→ EXERCISE TASK:
Please write out the material that follows, exactly as it stands.
:::
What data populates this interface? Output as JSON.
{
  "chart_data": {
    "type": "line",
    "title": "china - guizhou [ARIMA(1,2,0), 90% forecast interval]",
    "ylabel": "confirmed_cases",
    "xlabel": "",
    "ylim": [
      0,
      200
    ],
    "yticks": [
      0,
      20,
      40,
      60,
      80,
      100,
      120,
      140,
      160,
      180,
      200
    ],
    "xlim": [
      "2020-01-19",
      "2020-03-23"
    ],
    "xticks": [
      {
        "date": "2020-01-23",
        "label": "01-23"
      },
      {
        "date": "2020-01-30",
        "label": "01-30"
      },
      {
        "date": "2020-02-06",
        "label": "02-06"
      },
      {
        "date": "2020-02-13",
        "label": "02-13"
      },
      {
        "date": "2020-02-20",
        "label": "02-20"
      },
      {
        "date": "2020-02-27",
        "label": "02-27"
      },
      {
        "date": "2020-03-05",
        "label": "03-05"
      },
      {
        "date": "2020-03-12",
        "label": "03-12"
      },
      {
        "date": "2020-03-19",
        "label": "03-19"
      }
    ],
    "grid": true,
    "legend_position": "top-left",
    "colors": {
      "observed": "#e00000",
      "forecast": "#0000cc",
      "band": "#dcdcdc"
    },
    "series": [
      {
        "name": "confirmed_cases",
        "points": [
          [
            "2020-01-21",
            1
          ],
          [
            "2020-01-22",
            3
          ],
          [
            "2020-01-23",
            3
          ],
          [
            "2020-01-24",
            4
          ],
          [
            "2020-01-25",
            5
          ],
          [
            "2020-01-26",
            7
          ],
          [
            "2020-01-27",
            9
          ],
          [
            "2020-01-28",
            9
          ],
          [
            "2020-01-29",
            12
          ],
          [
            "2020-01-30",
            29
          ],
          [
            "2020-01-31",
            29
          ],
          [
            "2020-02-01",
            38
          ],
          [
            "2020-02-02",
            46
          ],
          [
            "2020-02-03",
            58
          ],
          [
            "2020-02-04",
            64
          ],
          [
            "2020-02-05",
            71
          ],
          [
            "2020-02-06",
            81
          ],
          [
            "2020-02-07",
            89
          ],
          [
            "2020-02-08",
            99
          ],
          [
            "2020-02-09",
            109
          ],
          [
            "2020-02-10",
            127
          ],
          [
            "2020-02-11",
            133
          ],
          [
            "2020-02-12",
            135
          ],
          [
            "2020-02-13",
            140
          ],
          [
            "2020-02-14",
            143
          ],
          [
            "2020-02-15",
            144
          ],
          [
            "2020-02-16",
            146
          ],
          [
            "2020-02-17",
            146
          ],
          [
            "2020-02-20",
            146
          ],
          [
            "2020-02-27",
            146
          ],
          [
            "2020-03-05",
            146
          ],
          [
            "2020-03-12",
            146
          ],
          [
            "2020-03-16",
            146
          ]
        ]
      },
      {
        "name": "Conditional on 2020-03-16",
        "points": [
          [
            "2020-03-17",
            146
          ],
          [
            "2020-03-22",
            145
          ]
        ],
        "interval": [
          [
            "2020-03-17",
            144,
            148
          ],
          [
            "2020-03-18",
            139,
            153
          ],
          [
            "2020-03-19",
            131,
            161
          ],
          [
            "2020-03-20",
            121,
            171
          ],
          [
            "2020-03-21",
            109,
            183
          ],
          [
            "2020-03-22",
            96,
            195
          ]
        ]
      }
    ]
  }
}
:::
→ WRITTEN REPLY:
What data populates this interface? Output as JSON.
{
  "chart_data": {
    "type": "line",
    "title": "china - guizhou [ARIMA(1,2,0), 90% forecast interval]",
    "ylabel": "confirmed_cases",
    "xlabel": "",
    "ylim": [
      0,
      200
    ],
    "yticks": [
      0,
      20,
      40,
      60,
      80,
      100,
      120,
      140,
      160,
      180,
      200
    ],
    "xlim": [
      "2020-01-19",
      "2020-03-23"
    ],
    "xticks": [
      {
        "date": "2020-01-23",
        "label": "01-23"
      },
      {
        "date": "2020-01-30",
        "label": "01-30"
      },
      {
        "date": "2020-02-06",
        "label": "02-06"
      },
      {
        "date": "2020-02-13",
        "label": "02-13"
      },
      {
        "date": "2020-02-20",
        "label": "02-20"
      },
      {
        "date": "2020-02-27",
        "label": "02-27"
      },
      {
        "date": "2020-03-05",
        "label": "03-05"
      },
      {
        "date": "2020-03-12",
        "label": "03-12"
      },
      {
        "date": "2020-03-19",
        "label": "03-19"
      }
    ],
    "grid": true,
    "legend_position": "top-left",
    "colors": {
      "observed": "#e00000",
      "forecast": "#0000cc",
      "band": "#dcdcdc"
    },
    "series": [
      {
        "name": "confirmed_cases",
        "points": [
          [
            "2020-01-21",
            1
          ],
          [
            "2020-01-22",
            3
          ],
          [
            "2020-01-23",
            3
          ],
          [
            "2020-01-24",
            4
          ],
          [
            "2020-01-25",
            5
          ],
          [
            "2020-01-26",
            7
          ],
          [
            "2020-01-27",
            9
          ],
          [
            "2020-01-28",
            9
          ],
          [
            "2020-01-29",
            12
          ],
          [
            "2020-01-30",
            29
          ],
          [
            "2020-01-31",
            29
          ],
          [
            "2020-02-01",
            38
          ],
          [
            "2020-02-02",
            46
          ],
          [
            "2020-02-03",
            58
          ],
          [
            "2020-02-04",
            64
          ],
          [
            "2020-02-05",
            71
          ],
          [
            "2020-02-06",
            81
          ],
          [
            "2020-02-07",
            89
          ],
          [
            "2020-02-08",
            99
          ],
          [
            "2020-02-09",
            109
          ],
          [
            "2020-02-10",
            127
          ],
          [
            "2020-02-11",
            133
          ],
          [
            "2020-02-12",
            135
          ],
          [
            "2020-02-13",
            140
          ],
          [
            "2020-02-14",
            143
          ],
          [
            "2020-02-15",
            144
          ],
          [
            "2020-02-16",
            146
          ],
          [
            "2020-02-17",
            146
          ],
          [
            "2020-02-20",
            146
          ],
          [
            "2020-02-27",
            146
          ],
          [
            "2020-03-05",
            146
          ],
          [
            "2020-03-12",
            146
          ],
          [
            "2020-03-16",
            146
          ]
        ]
      },
      {
        "name": "Conditional on 2020-03-16",
        "points": [
          [
            "2020-03-17",
            146
          ],
          [
            "2020-03-22",
            145
          ]
        ],
        "interval": [
          [
            "2020-03-17",
            144,
            148
          ],
          [
            "2020-03-18",
            139,
            153
          ],
          [
            "2020-03-19",
            131,
            161
          ],
          [
            "2020-03-20",
            121,
            171
          ],
          [
            "2020-03-21",
            109,
            183
          ],
          [
            "2020-03-22",
            96,
            195
          ]
        ]
      }
    ]
  }
}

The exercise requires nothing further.